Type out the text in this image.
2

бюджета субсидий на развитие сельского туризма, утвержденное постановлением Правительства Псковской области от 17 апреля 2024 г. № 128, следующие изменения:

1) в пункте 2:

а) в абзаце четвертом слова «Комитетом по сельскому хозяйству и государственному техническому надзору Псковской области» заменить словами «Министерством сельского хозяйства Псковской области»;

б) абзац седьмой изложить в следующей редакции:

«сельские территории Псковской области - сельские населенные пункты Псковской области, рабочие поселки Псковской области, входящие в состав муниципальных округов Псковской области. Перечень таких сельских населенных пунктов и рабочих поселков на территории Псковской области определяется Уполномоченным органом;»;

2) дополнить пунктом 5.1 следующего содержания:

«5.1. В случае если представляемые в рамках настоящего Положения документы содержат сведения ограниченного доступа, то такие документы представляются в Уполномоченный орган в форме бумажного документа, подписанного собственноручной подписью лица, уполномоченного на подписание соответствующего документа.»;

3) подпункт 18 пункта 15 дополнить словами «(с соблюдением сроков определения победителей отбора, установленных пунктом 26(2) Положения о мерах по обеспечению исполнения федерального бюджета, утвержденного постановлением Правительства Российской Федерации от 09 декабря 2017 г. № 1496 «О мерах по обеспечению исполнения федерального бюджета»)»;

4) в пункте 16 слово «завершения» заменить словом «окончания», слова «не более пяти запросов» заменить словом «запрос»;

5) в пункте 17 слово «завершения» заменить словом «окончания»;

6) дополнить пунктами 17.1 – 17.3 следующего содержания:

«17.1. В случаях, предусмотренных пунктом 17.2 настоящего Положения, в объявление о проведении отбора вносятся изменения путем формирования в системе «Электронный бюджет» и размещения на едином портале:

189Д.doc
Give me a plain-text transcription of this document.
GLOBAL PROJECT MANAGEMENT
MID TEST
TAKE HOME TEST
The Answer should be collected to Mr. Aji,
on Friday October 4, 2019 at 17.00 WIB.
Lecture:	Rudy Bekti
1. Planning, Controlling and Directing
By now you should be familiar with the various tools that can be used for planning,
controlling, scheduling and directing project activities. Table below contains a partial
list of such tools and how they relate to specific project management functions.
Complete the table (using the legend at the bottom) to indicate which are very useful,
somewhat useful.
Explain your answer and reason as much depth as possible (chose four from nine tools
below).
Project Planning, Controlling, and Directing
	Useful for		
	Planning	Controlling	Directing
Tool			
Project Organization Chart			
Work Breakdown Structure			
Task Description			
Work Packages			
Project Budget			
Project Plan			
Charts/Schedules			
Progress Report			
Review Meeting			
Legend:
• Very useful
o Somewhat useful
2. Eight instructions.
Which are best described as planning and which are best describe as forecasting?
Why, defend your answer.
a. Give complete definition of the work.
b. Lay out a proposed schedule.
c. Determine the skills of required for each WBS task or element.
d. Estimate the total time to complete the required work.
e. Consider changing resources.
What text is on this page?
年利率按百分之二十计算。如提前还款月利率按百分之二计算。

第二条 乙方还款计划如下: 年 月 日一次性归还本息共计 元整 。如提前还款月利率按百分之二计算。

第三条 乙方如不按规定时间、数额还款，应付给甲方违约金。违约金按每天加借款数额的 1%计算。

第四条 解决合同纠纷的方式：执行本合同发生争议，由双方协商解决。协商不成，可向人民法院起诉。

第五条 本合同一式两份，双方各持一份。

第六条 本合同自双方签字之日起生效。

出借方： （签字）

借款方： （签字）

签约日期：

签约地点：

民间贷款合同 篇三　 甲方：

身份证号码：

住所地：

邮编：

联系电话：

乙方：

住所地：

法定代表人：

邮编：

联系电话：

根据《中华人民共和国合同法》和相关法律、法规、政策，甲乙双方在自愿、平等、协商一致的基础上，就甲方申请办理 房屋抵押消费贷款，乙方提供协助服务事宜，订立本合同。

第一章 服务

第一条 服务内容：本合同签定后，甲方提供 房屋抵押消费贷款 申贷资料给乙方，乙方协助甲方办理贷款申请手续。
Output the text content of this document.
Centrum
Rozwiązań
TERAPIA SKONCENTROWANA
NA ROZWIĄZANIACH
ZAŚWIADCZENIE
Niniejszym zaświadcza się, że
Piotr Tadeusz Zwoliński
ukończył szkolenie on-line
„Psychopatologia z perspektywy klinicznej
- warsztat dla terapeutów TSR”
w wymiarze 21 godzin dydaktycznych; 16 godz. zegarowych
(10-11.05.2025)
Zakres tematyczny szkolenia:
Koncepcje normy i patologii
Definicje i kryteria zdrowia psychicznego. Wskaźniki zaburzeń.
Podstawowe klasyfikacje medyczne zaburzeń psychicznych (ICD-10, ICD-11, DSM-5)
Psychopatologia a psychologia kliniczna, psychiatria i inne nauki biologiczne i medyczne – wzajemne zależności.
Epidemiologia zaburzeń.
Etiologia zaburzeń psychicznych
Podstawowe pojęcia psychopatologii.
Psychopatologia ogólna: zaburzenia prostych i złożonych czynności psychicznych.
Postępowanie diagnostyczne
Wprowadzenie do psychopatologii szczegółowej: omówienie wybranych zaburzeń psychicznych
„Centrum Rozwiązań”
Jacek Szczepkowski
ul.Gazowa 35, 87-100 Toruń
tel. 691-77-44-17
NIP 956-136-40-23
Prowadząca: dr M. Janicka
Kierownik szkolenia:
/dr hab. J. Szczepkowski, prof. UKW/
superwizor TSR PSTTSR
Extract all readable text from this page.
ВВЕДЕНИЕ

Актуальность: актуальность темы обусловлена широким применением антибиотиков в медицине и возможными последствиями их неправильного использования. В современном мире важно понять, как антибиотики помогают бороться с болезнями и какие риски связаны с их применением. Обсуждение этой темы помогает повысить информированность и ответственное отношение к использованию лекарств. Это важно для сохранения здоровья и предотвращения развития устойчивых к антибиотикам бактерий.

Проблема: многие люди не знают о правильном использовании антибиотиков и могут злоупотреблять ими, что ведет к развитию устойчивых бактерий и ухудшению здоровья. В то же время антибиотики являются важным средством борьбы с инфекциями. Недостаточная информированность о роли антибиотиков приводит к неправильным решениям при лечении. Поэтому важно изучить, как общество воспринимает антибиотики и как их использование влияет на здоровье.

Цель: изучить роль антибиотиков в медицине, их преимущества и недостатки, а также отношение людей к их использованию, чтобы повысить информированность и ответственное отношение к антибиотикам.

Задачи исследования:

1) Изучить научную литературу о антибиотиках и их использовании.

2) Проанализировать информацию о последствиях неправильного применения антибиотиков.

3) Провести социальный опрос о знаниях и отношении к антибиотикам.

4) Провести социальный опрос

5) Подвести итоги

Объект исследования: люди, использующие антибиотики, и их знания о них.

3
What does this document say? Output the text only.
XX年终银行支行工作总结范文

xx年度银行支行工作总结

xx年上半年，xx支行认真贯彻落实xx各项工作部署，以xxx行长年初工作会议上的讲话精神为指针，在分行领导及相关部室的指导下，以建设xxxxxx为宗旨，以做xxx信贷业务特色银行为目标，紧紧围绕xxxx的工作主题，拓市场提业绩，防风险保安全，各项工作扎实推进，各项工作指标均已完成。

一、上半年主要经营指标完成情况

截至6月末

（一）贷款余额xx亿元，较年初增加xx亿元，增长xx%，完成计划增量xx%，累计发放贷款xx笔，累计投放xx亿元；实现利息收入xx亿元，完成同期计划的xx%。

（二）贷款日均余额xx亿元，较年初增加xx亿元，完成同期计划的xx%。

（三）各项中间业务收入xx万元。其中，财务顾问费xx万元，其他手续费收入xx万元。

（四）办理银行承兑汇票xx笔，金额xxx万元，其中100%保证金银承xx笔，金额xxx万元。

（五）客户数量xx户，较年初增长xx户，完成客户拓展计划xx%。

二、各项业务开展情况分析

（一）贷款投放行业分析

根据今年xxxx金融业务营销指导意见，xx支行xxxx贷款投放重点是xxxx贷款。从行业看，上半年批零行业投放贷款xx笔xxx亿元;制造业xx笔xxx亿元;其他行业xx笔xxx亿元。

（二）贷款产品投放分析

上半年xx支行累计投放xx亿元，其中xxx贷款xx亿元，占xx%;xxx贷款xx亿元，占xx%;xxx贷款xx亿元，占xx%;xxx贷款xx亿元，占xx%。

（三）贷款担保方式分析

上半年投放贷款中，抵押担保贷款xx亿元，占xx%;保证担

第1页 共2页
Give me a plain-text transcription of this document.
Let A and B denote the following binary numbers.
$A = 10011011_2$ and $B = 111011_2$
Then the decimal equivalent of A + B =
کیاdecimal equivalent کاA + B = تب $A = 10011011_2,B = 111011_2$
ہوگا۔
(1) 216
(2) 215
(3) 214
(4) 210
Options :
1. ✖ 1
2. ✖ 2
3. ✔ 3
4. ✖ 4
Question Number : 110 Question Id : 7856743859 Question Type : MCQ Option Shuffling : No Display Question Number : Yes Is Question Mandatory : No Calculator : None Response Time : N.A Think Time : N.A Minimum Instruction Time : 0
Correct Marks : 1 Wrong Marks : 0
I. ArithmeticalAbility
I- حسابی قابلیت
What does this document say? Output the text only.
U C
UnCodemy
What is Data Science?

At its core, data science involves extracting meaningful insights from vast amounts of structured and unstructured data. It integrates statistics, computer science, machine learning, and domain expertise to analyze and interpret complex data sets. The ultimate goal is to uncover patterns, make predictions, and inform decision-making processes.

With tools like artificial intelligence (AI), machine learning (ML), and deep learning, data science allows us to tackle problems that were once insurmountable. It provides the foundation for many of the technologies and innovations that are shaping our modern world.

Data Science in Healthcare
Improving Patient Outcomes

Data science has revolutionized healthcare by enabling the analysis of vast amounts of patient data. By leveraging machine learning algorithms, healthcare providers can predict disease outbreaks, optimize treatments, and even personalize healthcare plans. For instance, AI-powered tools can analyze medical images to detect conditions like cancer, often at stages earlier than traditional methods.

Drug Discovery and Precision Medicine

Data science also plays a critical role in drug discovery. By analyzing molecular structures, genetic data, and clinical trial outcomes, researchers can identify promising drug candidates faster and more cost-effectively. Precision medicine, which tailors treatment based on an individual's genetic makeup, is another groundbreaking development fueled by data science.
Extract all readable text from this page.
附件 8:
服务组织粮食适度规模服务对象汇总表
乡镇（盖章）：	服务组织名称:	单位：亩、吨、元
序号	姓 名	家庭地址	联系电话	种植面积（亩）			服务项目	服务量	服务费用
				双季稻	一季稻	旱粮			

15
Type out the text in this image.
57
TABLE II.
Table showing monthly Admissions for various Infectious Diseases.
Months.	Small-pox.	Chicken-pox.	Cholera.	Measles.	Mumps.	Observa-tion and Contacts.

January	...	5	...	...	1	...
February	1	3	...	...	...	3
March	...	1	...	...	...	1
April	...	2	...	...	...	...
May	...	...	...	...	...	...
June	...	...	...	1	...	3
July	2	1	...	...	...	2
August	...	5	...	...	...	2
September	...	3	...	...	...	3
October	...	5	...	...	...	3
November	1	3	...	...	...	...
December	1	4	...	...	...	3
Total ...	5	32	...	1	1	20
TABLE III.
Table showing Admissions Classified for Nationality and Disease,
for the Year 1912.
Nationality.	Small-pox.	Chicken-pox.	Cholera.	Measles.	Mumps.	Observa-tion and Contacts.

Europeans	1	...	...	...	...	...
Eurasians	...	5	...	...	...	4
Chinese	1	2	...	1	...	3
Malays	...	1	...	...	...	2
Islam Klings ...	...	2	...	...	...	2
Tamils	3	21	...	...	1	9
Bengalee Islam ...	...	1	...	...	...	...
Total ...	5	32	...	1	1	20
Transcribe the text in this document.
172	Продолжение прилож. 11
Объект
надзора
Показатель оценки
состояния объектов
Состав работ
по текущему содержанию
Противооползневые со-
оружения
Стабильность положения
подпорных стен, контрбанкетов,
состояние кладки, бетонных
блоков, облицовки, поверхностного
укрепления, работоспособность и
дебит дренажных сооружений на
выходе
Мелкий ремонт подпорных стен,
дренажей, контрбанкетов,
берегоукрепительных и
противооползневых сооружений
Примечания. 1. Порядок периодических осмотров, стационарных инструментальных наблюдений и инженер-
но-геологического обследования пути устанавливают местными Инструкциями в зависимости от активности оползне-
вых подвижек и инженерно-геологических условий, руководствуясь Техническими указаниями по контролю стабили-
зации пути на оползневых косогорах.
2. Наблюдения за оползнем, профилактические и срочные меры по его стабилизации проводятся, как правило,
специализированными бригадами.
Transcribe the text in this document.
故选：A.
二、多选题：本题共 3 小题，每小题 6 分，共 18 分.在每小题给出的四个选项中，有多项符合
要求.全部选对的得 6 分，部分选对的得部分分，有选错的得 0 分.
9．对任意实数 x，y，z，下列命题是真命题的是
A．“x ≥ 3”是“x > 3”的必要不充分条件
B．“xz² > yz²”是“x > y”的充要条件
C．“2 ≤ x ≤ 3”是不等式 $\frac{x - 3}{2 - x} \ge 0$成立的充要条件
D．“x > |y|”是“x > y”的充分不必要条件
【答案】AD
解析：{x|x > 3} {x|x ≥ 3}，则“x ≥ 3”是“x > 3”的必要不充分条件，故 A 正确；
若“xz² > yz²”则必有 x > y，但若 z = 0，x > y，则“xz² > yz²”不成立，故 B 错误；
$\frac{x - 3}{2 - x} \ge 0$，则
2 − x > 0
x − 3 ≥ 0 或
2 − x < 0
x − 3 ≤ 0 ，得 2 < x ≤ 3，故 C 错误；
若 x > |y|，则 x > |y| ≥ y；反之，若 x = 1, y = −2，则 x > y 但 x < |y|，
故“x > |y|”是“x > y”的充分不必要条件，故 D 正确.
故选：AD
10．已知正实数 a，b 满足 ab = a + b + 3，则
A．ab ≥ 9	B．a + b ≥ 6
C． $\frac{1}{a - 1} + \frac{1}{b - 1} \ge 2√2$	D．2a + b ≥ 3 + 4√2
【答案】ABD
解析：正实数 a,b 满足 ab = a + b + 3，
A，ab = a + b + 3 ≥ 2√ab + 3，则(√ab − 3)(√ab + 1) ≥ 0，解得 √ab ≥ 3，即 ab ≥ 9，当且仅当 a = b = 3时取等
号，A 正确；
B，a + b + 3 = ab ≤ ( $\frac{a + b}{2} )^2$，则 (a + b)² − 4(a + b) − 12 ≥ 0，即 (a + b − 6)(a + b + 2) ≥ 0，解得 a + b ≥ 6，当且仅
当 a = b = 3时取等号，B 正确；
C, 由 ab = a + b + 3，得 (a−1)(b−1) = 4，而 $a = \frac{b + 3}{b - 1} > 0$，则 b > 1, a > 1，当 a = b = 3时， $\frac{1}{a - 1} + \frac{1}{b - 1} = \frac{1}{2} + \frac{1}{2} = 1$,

◆ ◆ ◆ ◆

# Problem
Find every line above that contains the word "Measles", and return each one.

# Task solution
Months.	Small-pox.	Chicken-pox.	Cholera.	Measles.	Mumps.	Observa-tion and Contacts.
Nationality.	Small-pox.	Chicken-pox.	Cholera.	Measles.	Mumps.	Observa-tion and Contacts.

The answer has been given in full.